◆ TASK TO CARRY OUT
Some lines in the records below may hold the word "have"; give the number of those lines and nothing else.

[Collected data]
--------
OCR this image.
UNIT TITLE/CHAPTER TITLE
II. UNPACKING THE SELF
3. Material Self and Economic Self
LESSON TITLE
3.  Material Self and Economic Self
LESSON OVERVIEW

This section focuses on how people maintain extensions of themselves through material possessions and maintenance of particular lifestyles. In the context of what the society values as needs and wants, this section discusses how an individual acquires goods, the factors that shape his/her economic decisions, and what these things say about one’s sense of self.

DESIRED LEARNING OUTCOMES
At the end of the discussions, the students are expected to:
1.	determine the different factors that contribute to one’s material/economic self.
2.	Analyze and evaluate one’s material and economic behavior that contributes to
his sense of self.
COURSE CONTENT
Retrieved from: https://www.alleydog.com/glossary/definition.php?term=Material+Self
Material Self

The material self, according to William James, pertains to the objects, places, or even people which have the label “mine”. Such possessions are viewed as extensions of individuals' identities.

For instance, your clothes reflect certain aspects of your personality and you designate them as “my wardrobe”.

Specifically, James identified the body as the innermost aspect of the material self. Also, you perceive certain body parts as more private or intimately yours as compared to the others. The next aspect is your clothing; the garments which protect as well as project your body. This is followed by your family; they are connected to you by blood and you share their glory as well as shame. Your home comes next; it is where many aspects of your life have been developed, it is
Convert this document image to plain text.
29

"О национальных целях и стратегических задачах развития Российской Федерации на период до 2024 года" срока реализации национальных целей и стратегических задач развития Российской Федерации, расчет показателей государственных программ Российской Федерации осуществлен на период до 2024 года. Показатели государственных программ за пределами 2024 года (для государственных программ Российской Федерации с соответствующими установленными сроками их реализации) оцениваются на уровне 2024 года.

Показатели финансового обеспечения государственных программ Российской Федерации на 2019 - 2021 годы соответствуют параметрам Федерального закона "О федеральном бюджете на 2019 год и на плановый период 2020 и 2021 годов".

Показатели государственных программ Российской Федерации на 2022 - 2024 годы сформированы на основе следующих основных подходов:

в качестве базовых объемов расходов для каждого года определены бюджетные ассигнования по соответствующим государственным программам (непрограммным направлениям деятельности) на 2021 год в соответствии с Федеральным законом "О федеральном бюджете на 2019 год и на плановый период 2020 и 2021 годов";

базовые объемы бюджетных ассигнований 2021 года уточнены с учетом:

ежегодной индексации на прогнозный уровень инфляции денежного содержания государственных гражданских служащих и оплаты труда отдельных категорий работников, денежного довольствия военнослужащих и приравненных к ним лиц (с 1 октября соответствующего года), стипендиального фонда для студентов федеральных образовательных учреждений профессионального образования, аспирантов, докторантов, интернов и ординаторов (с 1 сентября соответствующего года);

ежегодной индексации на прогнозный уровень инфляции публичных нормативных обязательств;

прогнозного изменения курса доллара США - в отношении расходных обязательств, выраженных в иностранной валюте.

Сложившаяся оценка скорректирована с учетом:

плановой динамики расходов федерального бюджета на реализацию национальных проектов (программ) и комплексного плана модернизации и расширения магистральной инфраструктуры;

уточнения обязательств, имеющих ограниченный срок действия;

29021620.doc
--------
◆ RESPONSE TO THIS EXERCISE
2